Text block →

Friday, April 15, 2011

Bad analysis by "Vivienne Parry, a highly respected scientific journalist" of the PACE trial



by tonybritton on April 15, 2011:

The Association of Young People with ME (AYME) invited respected journalist and broadcaster Vivienne Parry to write an independent article on the PACE Trial in light of the controversy that surrounds it and the use of graded exercise therapy and cognitive behavioural therapy with this condition.

Vivienne Parry is a highly respected scientific journalist, best known for her broadcasting for Radio 4 where she presents many medical science programmes. In the New Year’s Honours 2011, she was awarded the OBE for services for the public understanding of science. Below is Vivienne Parry’s analysis of the PACE trial written exclusively for the LINK publication.

ME/CFS is a disease which has far too little time and money spent on it. And whilst research on its cause, or more likely its many causes, is still in its infancy, the need for better treatments for those who are affected today by this dreadful condition is acute.

Thanks to the PACE trial, the largest ever study of ME/CFS treatments whose results were published in March, we at least now know for sure that there are two treatments – graded exercise therapy (GET) and cognitive behavioural therapy (CBT) – that are safe and moderately effective.

But the trial outcome didn’t go down well in the ME/CFS community with the result condemned as ‘disappointing and surprising’ by some organisations, although it was welcomed by AYME. I want to take a look at those comments but let me first refresh your memories on what the trial involved and why it was carried out.

Back in 2003, patient groups were concerned that cognitive behavioural therapy (CBT) and graded exercise therapy (GET) might do more harm than good. They favoured pacing (a way of adapting available energy to daily life with the help of a diary) along with specialist medical care but this had not been subject to a large scale trial. The only way to find out for sure which was the best treatment and whether there were any safety problems was to do a large randomized trial of the various treatments. A randomised trial means that neither eligible patients nor their doctors have a choice about their treatment; a computer randomly allocates them to one of those being trialled. This trial could not be blinded (no-one knows who’s had what treatment) because the treatments are so obviously different but it was blinded as far as those who were analysing the results were concerned. This was as rigorous a study as it is possible to have.

Material provided →
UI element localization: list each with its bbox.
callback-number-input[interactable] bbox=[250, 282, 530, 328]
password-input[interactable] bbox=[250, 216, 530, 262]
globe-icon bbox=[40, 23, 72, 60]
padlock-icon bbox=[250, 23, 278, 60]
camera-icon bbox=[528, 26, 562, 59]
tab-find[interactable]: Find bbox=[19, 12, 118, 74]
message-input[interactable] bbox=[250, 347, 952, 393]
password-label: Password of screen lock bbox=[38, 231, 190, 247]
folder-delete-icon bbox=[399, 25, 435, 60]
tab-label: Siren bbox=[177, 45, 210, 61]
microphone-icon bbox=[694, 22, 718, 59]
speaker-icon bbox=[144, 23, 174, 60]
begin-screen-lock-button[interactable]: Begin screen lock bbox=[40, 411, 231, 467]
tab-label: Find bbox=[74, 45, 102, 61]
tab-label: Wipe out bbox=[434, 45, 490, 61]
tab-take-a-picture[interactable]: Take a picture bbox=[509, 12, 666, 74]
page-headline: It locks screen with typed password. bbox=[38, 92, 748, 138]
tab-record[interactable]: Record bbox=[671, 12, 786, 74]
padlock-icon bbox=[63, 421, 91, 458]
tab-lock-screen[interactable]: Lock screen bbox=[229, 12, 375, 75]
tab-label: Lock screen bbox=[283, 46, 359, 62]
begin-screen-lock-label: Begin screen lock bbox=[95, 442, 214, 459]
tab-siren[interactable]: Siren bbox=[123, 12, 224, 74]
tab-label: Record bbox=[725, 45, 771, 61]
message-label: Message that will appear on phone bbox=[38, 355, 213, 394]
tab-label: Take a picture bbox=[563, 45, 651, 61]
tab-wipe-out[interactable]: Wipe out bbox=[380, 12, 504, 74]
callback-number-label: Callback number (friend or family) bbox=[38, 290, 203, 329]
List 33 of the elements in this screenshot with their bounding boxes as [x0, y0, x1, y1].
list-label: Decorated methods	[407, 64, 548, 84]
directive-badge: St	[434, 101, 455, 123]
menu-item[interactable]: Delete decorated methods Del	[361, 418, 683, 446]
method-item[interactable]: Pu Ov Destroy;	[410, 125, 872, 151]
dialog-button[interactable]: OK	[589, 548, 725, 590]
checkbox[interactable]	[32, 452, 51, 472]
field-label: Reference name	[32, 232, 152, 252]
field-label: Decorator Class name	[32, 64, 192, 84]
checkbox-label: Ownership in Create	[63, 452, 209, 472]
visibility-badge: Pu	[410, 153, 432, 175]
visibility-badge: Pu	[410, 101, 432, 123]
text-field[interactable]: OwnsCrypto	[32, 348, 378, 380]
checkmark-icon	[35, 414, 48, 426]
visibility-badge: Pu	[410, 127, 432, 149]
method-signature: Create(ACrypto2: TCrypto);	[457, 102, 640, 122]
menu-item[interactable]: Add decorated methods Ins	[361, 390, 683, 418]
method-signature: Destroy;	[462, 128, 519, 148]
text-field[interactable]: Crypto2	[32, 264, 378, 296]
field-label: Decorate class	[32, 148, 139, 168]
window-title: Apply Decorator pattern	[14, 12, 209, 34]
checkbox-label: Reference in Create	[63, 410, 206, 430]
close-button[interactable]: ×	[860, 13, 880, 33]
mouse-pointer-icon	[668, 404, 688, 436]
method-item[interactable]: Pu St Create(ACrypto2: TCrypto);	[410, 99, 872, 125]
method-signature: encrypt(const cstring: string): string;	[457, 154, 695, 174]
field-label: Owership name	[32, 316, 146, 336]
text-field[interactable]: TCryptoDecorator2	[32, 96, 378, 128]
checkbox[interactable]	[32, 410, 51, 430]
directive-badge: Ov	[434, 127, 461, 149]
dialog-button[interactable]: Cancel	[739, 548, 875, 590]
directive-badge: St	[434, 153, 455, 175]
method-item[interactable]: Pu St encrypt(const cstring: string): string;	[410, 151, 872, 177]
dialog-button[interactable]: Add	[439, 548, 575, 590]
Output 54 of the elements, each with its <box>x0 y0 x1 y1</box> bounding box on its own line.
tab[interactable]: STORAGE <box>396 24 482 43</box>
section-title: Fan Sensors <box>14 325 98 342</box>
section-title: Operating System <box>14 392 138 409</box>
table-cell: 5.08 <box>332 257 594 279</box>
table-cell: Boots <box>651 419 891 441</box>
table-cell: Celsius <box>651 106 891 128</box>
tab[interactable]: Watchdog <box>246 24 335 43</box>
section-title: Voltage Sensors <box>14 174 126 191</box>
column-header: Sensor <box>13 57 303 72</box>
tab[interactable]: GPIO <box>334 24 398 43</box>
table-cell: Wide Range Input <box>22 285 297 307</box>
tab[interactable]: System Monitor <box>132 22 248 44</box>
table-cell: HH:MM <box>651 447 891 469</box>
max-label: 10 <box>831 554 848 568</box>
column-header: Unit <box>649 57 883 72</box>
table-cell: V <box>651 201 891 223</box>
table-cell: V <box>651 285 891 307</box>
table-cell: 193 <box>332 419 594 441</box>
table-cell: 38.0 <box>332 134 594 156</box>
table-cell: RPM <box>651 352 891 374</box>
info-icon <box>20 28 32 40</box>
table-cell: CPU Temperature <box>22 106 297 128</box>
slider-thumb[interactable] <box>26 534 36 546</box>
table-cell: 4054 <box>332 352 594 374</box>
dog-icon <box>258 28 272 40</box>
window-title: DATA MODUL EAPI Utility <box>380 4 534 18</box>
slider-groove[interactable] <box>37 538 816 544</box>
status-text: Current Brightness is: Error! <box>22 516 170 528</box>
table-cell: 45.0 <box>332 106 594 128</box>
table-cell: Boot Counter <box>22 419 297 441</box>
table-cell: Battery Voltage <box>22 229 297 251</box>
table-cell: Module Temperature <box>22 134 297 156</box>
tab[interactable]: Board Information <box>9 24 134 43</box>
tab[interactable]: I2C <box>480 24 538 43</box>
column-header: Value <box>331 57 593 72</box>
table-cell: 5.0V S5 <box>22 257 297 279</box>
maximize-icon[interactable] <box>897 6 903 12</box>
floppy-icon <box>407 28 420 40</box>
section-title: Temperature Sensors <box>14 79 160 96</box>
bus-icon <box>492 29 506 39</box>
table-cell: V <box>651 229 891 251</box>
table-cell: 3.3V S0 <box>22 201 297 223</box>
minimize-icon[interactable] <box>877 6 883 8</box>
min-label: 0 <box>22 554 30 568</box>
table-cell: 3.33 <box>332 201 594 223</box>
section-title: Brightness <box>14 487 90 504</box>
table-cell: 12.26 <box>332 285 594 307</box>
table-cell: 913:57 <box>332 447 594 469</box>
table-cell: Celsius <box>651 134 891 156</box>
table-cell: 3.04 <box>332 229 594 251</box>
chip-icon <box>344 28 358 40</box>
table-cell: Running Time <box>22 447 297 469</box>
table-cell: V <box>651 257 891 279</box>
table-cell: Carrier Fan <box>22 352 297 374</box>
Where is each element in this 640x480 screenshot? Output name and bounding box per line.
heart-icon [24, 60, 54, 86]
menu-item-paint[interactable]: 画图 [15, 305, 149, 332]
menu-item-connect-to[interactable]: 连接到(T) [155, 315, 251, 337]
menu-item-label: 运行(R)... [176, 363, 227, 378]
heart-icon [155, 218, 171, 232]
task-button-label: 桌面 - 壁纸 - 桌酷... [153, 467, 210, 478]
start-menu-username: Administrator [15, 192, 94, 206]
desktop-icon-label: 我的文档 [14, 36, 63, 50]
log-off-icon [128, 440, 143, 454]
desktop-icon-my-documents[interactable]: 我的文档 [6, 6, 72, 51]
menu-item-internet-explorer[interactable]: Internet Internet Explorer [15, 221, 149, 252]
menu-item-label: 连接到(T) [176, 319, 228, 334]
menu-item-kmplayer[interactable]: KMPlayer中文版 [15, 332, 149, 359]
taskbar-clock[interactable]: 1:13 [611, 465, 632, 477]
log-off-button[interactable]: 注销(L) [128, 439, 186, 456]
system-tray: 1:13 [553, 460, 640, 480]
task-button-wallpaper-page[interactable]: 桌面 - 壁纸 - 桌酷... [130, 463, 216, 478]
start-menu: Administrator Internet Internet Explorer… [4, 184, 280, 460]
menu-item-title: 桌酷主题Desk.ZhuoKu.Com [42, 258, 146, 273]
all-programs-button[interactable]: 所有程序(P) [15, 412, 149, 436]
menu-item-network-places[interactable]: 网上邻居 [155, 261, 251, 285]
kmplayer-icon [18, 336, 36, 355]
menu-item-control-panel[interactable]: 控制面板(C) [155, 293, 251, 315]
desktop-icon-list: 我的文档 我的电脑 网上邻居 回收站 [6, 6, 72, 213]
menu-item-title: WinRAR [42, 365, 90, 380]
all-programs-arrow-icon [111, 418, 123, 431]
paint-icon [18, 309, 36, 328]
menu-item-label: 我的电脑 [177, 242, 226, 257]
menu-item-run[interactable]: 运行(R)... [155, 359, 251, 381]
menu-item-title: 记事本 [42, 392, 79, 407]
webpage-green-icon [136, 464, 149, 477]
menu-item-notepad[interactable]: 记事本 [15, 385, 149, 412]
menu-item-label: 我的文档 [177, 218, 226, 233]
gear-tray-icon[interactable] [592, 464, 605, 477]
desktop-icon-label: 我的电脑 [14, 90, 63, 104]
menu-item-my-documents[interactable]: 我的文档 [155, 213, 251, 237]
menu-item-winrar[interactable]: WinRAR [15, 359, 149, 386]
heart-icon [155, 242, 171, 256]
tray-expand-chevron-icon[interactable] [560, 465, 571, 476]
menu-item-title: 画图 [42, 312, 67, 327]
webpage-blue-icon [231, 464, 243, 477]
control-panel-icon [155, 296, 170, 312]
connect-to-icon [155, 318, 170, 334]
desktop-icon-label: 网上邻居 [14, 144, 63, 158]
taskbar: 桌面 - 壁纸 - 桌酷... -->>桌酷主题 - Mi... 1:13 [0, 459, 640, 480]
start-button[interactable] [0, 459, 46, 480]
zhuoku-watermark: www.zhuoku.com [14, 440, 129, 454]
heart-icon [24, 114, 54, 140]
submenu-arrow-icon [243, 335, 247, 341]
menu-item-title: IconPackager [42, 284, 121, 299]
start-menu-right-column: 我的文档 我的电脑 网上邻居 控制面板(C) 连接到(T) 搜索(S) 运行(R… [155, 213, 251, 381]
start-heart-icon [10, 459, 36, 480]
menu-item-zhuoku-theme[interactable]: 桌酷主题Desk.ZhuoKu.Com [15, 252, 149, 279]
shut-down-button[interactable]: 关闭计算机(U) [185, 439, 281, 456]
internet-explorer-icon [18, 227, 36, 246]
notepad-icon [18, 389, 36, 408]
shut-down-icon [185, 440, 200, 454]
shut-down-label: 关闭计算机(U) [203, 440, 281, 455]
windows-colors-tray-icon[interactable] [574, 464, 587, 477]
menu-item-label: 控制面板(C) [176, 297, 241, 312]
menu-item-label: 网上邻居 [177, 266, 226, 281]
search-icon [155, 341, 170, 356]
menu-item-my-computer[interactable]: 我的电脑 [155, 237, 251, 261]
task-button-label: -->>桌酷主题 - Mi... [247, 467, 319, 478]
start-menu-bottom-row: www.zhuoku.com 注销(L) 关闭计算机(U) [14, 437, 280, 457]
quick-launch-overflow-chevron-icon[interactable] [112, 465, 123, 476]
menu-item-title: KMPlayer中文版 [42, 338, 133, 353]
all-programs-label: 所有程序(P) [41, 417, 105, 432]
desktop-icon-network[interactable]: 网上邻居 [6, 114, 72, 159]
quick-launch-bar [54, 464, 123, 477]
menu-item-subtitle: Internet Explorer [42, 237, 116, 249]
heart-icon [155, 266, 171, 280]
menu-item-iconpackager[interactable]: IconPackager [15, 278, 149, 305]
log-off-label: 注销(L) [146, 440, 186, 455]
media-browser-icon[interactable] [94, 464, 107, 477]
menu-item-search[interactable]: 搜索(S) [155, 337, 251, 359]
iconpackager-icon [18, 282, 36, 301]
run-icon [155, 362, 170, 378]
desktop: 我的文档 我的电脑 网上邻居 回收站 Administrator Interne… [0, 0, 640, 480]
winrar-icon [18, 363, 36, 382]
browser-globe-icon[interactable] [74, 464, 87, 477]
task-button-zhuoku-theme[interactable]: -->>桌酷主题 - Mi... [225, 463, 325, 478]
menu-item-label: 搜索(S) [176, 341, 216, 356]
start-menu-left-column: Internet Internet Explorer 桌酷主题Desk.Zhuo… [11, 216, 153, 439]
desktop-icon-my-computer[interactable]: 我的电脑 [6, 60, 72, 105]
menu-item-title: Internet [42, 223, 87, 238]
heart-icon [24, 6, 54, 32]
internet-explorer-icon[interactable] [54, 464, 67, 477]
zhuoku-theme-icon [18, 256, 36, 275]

Work request A →
Answer these questions from the PACE trial article, one per line:
(i) What award did Vivienne Parry receive in the New Year's Honours 2011?
(ii) In what month were the results of the PACE trial published?
(iii) Back in 2003, which approach did patient groups favor?
Work request B →
According to the PACE trial article, why could the trial not be blinded, and to what extent was it blinded after all?
Work request C →
Pick up the PACE trial article after its final sentence and continue it.

Task result A →
(i) The OBE, for services for the public understanding of science.
(ii) March.
(iii) Pacing, along with specialist medical care.

Task result B →
The trial could not be blinded because the treatments were so obviously different. It was still blinded for the people analyzing the results.

Task result C →
From the outset, Action for M.E. and a number of patients were involved in the design of the trial. PACE involved 640 patients from England and Scotland. It was carried out by a team of experts and led by researchers from Queen Mary University London, King’s College London and the University of Edinburgh. The research proposals were subject to extensive review and scrutiny by independent experts and trial committees. The £5 million cost was funded by the Medical Research Council, the Department of Health, the Scottish government and also by the Department of Work & Pensions.

The trial assessed the safety and effectiveness of four separate treatments: specialist medical care alone, specialist medical care combined with cognitive behavioural therapy (CBT), or with graded exercise therapy (GET), or with adaptive pacing therapy (APT), usually just called pacing. The specialist medical care involves general advice about managing the illness plus normally prescribed medicines for symptoms such as insomnia and pain.

The 640 patients, all of whom had fatigue as their main symptom, were assigned to the four groups in roughly equal numbers of 160 individuals each. All the patients had an assessment of their fatigue and physical function at the start of the trial and a year later at the end of the trial.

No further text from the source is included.